- [Task inputs]:

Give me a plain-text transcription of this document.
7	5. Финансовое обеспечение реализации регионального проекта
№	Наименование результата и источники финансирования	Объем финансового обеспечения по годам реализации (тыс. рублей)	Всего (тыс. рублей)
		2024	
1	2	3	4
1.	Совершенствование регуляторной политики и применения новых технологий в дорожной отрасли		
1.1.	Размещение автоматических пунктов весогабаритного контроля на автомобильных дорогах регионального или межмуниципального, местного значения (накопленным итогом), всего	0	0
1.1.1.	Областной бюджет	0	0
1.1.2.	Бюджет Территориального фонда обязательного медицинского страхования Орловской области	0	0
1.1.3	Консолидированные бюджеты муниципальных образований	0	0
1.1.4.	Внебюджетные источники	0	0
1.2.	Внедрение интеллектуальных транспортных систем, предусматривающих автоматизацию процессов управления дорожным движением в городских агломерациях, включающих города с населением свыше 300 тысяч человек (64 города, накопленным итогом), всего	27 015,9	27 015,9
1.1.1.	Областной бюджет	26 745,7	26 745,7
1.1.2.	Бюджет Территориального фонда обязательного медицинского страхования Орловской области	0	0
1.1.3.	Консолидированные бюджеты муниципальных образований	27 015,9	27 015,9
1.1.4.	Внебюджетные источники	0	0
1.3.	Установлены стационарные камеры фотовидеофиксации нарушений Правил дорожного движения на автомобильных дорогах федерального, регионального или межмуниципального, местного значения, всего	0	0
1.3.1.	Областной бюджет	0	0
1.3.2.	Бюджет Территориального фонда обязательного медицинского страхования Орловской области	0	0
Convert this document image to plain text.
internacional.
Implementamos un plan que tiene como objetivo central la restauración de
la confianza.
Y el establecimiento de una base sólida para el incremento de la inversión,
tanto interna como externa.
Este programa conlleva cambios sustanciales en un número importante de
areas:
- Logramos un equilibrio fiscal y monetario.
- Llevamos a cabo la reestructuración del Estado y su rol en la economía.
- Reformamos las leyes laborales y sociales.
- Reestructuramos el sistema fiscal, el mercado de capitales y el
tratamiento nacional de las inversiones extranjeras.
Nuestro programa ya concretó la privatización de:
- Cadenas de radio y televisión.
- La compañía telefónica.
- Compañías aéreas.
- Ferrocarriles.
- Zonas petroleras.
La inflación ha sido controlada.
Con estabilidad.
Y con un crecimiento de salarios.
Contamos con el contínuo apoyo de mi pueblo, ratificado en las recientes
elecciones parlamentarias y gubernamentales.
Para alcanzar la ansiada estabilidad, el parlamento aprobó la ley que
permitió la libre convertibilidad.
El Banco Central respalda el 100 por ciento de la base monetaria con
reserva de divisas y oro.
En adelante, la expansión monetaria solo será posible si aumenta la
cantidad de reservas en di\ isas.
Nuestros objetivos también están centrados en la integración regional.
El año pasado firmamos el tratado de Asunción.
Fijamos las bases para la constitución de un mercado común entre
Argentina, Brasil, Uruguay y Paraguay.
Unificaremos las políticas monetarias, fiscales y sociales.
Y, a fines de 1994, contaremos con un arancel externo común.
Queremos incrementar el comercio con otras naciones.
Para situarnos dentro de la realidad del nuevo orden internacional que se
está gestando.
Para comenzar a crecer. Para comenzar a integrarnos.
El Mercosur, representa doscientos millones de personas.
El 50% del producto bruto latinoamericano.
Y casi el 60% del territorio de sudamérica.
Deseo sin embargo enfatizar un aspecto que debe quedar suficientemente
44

- [Written exercise]: Each line above that includes "programa" should be shown.

- [Task solution]:
Este programa conlleva cambios sustanciales en un número importante de
Nuestro programa ya concretó la privatización de:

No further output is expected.